What you need to do:
Are you able to quote each entry exactly as written?

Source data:
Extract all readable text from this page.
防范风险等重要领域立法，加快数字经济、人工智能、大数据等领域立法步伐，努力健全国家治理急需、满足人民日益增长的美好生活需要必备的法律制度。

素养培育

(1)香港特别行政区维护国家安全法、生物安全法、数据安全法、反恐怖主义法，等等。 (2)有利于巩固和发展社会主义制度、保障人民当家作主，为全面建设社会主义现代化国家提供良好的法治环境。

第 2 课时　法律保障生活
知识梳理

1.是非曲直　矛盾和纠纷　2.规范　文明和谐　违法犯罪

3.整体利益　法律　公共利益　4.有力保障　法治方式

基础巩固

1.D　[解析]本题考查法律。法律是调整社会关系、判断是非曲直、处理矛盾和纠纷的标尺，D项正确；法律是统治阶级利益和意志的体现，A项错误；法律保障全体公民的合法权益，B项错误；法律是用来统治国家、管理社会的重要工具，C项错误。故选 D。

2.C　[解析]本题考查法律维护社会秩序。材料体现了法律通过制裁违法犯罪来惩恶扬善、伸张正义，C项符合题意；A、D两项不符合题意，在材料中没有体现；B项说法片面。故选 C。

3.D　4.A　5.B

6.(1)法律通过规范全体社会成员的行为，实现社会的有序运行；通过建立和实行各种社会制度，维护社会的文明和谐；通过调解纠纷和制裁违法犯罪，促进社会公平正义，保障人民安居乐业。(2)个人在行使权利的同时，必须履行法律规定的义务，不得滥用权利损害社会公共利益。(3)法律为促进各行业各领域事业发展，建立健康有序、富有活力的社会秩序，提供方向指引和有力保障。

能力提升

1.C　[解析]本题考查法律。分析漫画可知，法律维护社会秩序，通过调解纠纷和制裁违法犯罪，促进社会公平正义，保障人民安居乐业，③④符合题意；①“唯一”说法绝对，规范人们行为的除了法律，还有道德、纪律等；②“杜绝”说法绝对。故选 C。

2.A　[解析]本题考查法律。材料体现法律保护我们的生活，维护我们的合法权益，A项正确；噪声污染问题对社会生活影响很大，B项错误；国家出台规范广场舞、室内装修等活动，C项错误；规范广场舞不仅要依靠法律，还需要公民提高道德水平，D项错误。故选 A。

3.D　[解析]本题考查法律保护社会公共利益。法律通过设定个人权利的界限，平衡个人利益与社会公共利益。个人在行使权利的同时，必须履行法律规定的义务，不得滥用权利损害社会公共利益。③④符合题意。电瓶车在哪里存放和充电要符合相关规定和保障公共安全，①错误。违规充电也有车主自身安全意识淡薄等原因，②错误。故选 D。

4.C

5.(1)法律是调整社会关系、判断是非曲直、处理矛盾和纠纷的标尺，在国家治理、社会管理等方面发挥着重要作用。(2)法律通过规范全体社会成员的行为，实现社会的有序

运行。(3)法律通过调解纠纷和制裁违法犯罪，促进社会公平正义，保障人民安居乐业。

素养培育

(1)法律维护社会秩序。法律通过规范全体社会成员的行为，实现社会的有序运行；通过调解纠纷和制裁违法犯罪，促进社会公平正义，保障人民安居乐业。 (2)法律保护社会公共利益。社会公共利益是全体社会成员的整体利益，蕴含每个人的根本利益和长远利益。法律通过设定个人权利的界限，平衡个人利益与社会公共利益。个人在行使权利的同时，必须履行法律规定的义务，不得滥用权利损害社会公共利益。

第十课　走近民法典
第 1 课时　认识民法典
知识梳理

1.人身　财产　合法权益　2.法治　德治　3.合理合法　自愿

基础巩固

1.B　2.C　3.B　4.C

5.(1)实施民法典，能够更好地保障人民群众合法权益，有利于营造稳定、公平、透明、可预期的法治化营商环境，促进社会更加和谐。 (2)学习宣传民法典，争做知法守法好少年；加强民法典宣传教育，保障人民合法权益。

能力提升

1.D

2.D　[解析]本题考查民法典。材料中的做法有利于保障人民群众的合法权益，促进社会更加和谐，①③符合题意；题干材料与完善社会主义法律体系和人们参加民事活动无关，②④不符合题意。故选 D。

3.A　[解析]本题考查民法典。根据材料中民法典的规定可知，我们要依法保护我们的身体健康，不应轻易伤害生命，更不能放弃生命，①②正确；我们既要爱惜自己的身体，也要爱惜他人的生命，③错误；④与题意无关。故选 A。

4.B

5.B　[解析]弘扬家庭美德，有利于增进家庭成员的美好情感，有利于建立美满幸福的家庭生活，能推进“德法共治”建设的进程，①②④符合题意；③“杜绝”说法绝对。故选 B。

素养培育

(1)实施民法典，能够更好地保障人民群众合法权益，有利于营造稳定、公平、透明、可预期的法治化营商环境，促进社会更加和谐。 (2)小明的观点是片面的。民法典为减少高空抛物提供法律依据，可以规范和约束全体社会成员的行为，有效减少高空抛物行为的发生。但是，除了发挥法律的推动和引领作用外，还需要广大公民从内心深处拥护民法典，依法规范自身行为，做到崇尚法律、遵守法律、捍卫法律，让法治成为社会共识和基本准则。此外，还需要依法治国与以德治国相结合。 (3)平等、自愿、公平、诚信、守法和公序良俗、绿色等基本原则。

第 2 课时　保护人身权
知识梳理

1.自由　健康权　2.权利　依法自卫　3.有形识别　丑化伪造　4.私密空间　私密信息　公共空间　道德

Written reply:
Extract all readable text from this page.
防范风险等重要领域立法，加快数字经济、人工智能、大数据等领域立法步伐，努力健全国家治理急需、满足人民日益增长的美好生活需要必备的法律制度。

素养培育

(1)香港特别行政区维护国家安全法、生物安全法、数据安全法、反恐怖主义法，等等。 (2)有利于巩固和发展社会主义制度、保障人民当家作主，为全面建设社会主义现代化国家提供良好的法治环境。

第 2 课时　法律保障生活
知识梳理

1.是非曲直　矛盾和纠纷　2.规范　文明和谐　违法犯罪

3.整体利益　法律　公共利益　4.有力保障　法治方式

基础巩固

1.D　[解析]本题考查法律。法律是调整社会关系、判断是非曲直、处理矛盾和纠纷的标尺，D项正确；法律是统治阶级利益和意志的体现，A项错误；法律保障全体公民的合法权益，B项错误；法律是用来统治国家、管理社会的重要工具，C项错误。故选 D。

2.C　[解析]本题考查法律维护社会秩序。材料体现了法律通过制裁违法犯罪来惩恶扬善、伸张正义，C项符合题意；A、D两项不符合题意，在材料中没有体现；B项说法片面。故选 C。

3.D　4.A　5.B

6.(1)法律通过规范全体社会成员的行为，实现社会的有序运行；通过建立和实行各种社会制度，维护社会的文明和谐；通过调解纠纷和制裁违法犯罪，促进社会公平正义，保障人民安居乐业。(2)个人在行使权利的同时，必须履行法律规定的义务，不得滥用权利损害社会公共利益。(3)法律为促进各行业各领域事业发展，建立健康有序、富有活力的社会秩序，提供方向指引和有力保障。

能力提升

1.C　[解析]本题考查法律。分析漫画可知，法律维护社会秩序，通过调解纠纷和制裁违法犯罪，促进社会公平正义，保障人民安居乐业，③④符合题意；①“唯一”说法绝对，规范人们行为的除了法律，还有道德、纪律等；②“杜绝”说法绝对。故选 C。

2.A　[解析]本题考查法律。材料体现法律保护我们的生活，维护我们的合法权益，A项正确；噪声污染问题对社会生活影响很大，B项错误；国家出台规范广场舞、室内装修等活动，C项错误；规范广场舞不仅要依靠法律，还需要公民提高道德水平，D项错误。故选 A。

3.D　[解析]本题考查法律保护社会公共利益。法律通过设定个人权利的界限，平衡个人利益与社会公共利益。个人在行使权利的同时，必须履行法律规定的义务，不得滥用权利损害社会公共利益。③④符合题意。电瓶车在哪里存放和充电要符合相关规定和保障公共安全，①错误。违规充电也有车主自身安全意识淡薄等原因，②错误。故选 D。

4.C

5.(1)法律是调整社会关系、判断是非曲直、处理矛盾和纠纷的标尺，在国家治理、社会管理等方面发挥着重要作用。(2)法律通过规范全体社会成员的行为，实现社会的有序

运行。(3)法律通过调解纠纷和制裁违法犯罪，促进社会公平正义，保障人民安居乐业。

素养培育

(1)法律维护社会秩序。法律通过规范全体社会成员的行为，实现社会的有序运行；通过调解纠纷和制裁违法犯罪，促进社会公平正义，保障人民安居乐业。 (2)法律保护社会公共利益。社会公共利益是全体社会成员的整体利益，蕴含每个人的根本利益和长远利益。法律通过设定个人权利的界限，平衡个人利益与社会公共利益。个人在行使权利的同时，必须履行法律规定的义务，不得滥用权利损害社会公共利益。

第十课　走近民法典
第 1 课时　认识民法典
知识梳理

1.人身　财产　合法权益　2.法治　德治　3.合理合法　自愿

基础巩固

1.B　2.C　3.B　4.C

5.(1)实施民法典，能够更好地保障人民群众合法权益，有利于营造稳定、公平、透明、可预期的法治化营商环境，促进社会更加和谐。 (2)学习宣传民法典，争做知法守法好少年；加强民法典宣传教育，保障人民合法权益。

能力提升

1.D

2.D　[解析]本题考查民法典。材料中的做法有利于保障人民群众的合法权益，促进社会更加和谐，①③符合题意；题干材料与完善社会主义法律体系和人们参加民事活动无关，②④不符合题意。故选 D。

3.A　[解析]本题考查民法典。根据材料中民法典的规定可知，我们要依法保护我们的身体健康，不应轻易伤害生命，更不能放弃生命，①②正确；我们既要爱惜自己的身体，也要爱惜他人的生命，③错误；④与题意无关。故选 A。

4.B

5.B　[解析]弘扬家庭美德，有利于增进家庭成员的美好情感，有利于建立美满幸福的家庭生活，能推进“德法共治”建设的进程，①②④符合题意；③“杜绝”说法绝对。故选 B。

素养培育

(1)实施民法典，能够更好地保障人民群众合法权益，有利于营造稳定、公平、透明、可预期的法治化营商环境，促进社会更加和谐。 (2)小明的观点是片面的。民法典为减少高空抛物提供法律依据，可以规范和约束全体社会成员的行为，有效减少高空抛物行为的发生。但是，除了发挥法律的推动和引领作用外，还需要广大公民从内心深处拥护民法典，依法规范自身行为，做到崇尚法律、遵守法律、捍卫法律，让法治成为社会共识和基本准则。此外，还需要依法治国与以德治国相结合。 (3)平等、自愿、公平、诚信、守法和公序良俗、绿色等基本原则。

第 2 课时　保护人身权
知识梳理

1.自由　健康权　2.权利　依法自卫　3.有形识别　丑化伪造　4.私密空间　私密信息　公共空间　道德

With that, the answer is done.